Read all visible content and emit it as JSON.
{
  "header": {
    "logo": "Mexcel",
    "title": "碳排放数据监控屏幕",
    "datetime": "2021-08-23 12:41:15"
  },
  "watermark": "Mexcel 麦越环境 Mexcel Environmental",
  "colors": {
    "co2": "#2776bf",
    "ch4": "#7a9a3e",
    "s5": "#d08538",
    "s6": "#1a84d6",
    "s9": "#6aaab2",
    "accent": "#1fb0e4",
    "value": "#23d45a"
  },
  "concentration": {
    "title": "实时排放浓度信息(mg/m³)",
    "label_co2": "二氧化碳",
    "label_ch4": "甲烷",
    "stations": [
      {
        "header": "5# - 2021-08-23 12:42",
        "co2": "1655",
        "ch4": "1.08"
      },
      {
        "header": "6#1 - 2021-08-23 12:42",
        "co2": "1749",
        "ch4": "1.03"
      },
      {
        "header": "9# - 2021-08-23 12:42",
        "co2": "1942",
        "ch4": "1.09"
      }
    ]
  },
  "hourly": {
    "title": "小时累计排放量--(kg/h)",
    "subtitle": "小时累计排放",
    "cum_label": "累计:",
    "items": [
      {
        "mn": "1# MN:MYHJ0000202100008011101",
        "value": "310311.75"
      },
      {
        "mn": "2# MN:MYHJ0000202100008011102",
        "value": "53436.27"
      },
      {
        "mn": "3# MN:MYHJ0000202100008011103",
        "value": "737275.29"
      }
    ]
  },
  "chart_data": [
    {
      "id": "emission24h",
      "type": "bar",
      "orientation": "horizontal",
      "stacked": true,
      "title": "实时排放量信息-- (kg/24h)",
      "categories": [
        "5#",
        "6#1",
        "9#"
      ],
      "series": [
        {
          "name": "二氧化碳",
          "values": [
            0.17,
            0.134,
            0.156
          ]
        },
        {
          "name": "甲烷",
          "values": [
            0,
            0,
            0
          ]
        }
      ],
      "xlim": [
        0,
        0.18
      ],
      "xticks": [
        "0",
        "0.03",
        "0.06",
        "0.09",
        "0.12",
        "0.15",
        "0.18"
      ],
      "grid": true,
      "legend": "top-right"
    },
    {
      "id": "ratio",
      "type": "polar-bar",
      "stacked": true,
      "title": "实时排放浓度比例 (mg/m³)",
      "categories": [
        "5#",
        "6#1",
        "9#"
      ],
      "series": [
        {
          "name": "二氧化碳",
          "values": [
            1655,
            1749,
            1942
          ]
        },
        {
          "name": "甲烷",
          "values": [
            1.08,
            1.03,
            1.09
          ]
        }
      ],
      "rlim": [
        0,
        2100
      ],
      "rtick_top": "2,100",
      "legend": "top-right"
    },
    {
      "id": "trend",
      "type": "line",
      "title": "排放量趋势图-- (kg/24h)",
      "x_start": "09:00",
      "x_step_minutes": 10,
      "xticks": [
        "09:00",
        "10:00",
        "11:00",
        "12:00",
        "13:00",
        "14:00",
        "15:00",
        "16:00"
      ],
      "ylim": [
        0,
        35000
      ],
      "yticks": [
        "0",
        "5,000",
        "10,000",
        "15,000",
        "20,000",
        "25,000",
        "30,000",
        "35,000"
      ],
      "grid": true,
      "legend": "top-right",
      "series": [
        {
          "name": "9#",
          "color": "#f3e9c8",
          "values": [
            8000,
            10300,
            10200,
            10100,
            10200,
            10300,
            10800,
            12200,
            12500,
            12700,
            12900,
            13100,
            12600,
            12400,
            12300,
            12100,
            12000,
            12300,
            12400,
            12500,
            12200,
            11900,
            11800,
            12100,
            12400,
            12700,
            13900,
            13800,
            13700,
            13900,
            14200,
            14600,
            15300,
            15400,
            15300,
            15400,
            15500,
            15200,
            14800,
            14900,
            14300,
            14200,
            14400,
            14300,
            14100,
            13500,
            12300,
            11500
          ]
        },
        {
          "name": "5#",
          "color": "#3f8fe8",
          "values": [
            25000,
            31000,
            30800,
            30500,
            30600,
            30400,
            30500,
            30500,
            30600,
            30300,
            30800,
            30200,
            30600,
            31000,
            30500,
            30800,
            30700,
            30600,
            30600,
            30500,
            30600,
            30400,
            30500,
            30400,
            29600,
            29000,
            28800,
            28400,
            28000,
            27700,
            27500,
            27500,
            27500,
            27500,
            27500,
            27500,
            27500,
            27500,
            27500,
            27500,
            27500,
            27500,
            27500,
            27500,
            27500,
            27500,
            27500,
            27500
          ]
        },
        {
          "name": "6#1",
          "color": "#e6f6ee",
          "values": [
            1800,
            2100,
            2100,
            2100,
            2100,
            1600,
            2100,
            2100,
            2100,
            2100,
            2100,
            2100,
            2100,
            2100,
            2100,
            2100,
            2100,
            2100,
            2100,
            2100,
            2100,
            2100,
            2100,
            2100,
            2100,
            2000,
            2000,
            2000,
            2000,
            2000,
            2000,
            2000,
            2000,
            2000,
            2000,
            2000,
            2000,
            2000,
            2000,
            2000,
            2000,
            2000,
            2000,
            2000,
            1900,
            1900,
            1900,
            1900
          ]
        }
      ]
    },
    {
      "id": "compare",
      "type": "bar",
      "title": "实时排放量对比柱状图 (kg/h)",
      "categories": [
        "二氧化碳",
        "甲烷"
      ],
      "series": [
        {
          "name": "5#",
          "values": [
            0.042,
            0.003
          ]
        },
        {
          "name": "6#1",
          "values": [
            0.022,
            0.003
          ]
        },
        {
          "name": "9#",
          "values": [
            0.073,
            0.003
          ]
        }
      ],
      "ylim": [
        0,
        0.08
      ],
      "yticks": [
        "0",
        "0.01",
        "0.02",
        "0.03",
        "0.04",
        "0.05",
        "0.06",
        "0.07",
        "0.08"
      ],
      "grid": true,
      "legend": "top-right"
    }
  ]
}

- - - - - - -

» **SHORT PROBLEM**:
Take the lines above and print them exactly.

» **THE ANSWER**:
Read all visible content and emit it as JSON.
{
  "header": {
    "logo": "Mexcel",
    "title": "碳排放数据监控屏幕",
    "datetime": "2021-08-23 12:41:15"
  },
  "watermark": "Mexcel 麦越环境 Mexcel Environmental",
  "colors": {
    "co2": "#2776bf",
    "ch4": "#7a9a3e",
    "s5": "#d08538",
    "s6": "#1a84d6",
    "s9": "#6aaab2",
    "accent": "#1fb0e4",
    "value": "#23d45a"
  },
  "concentration": {
    "title": "实时排放浓度信息(mg/m³)",
    "label_co2": "二氧化碳",
    "label_ch4": "甲烷",
    "stations": [
      {
        "header": "5# - 2021-08-23 12:42",
        "co2": "1655",
        "ch4": "1.08"
      },
      {
        "header": "6#1 - 2021-08-23 12:42",
        "co2": "1749",
        "ch4": "1.03"
      },
      {
        "header": "9# - 2021-08-23 12:42",
        "co2": "1942",
        "ch4": "1.09"
      }
    ]
  },
  "hourly": {
    "title": "小时累计排放量--(kg/h)",
    "subtitle": "小时累计排放",
    "cum_label": "累计:",
    "items": [
      {
        "mn": "1# MN:MYHJ0000202100008011101",
        "value": "310311.75"
      },
      {
        "mn": "2# MN:MYHJ0000202100008011102",
        "value": "53436.27"
      },
      {
        "mn": "3# MN:MYHJ0000202100008011103",
        "value": "737275.29"
      }
    ]
  },
  "chart_data": [
    {
      "id": "emission24h",
      "type": "bar",
      "orientation": "horizontal",
      "stacked": true,
      "title": "实时排放量信息-- (kg/24h)",
      "categories": [
        "5#",
        "6#1",
        "9#"
      ],
      "series": [
        {
          "name": "二氧化碳",
          "values": [
            0.17,
            0.134,
            0.156
          ]
        },
        {
          "name": "甲烷",
          "values": [
            0,
            0,
            0
          ]
        }
      ],
      "xlim": [
        0,
        0.18
      ],
      "xticks": [
        "0",
        "0.03",
        "0.06",
        "0.09",
        "0.12",
        "0.15",
        "0.18"
      ],
      "grid": true,
      "legend": "top-right"
    },
    {
      "id": "ratio",
      "type": "polar-bar",
      "stacked": true,
      "title": "实时排放浓度比例 (mg/m³)",
      "categories": [
        "5#",
        "6#1",
        "9#"
      ],
      "series": [
        {
          "name": "二氧化碳",
          "values": [
            1655,
            1749,
            1942
          ]
        },
        {
          "name": "甲烷",
          "values": [
            1.08,
            1.03,
            1.09
          ]
        }
      ],
      "rlim": [
        0,
        2100
      ],
      "rtick_top": "2,100",
      "legend": "top-right"
    },
    {
      "id": "trend",
      "type": "line",
      "title": "排放量趋势图-- (kg/24h)",
      "x_start": "09:00",
      "x_step_minutes": 10,
      "xticks": [
        "09:00",
        "10:00",
        "11:00",
        "12:00",
        "13:00",
        "14:00",
        "15:00",
        "16:00"
      ],
      "ylim": [
        0,
        35000
      ],
      "yticks": [
        "0",
        "5,000",
        "10,000",
        "15,000",
        "20,000",
        "25,000",
        "30,000",
        "35,000"
      ],
      "grid": true,
      "legend": "top-right",
      "series": [
        {
          "name": "9#",
          "color": "#f3e9c8",
          "values": [
            8000,
            10300,
            10200,
            10100,
            10200,
            10300,
            10800,
            12200,
            12500,
            12700,
            12900,
            13100,
            12600,
            12400,
            12300,
            12100,
            12000,
            12300,
            12400,
            12500,
            12200,
            11900,
            11800,
            12100,
            12400,
            12700,
            13900,
            13800,
            13700,
            13900,
            14200,
            14600,
            15300,
            15400,
            15300,
            15400,
            15500,
            15200,
            14800,
            14900,
            14300,
            14200,
            14400,
            14300,
            14100,
            13500,
            12300,
            11500
          ]
        },
        {
          "name": "5#",
          "color": "#3f8fe8",
          "values": [
            25000,
            31000,
            30800,
            30500,
            30600,
            30400,
            30500,
            30500,
            30600,
            30300,
            30800,
            30200,
            30600,
            31000,
            30500,
            30800,
            30700,
            30600,
            30600,
            30500,
            30600,
            30400,
            30500,
            30400,
            29600,
            29000,
            28800,
            28400,
            28000,
            27700,
            27500,
            27500,
            27500,
            27500,
            27500,
            27500,
            27500,
            27500,
            27500,
            27500,
            27500,
            27500,
            27500,
            27500,
            27500,
            27500,
            27500,
            27500
          ]
        },
        {
          "name": "6#1",
          "color": "#e6f6ee",
          "values": [
            1800,
            2100,
            2100,
            2100,
            2100,
            1600,
            2100,
            2100,
            2100,
            2100,
            2100,
            2100,
            2100,
            2100,
            2100,
            2100,
            2100,
            2100,
            2100,
            2100,
            2100,
            2100,
            2100,
            2100,
            2100,
            2000,
            2000,
            2000,
            2000,
            2000,
            2000,
            2000,
            2000,
            2000,
            2000,
            2000,
            2000,
            2000,
            2000,
            2000,
            2000,
            2000,
            2000,
            2000,
            1900,
            1900,
            1900,
            1900
          ]
        }
      ]
    },
    {
      "id": "compare",
      "type": "bar",
      "title": "实时排放量对比柱状图 (kg/h)",
      "categories": [
        "二氧化碳",
        "甲烷"
      ],
      "series": [
        {
          "name": "5#",
          "values": [
            0.042,
            0.003
          ]
        },
        {
          "name": "6#1",
          "values": [
            0.022,
            0.003
          ]
        },
        {
          "name": "9#",
          "values": [
            0.073,
            0.003
          ]
        }
      ],
      "ylim": [
        0,
        0.08
      ],
      "yticks": [
        "0",
        "0.01",
        "0.02",
        "0.03",
        "0.04",
        "0.05",
        "0.06",
        "0.07",
        "0.08"
      ],
      "grid": true,
      "legend": "top-right"
    }
  ]
}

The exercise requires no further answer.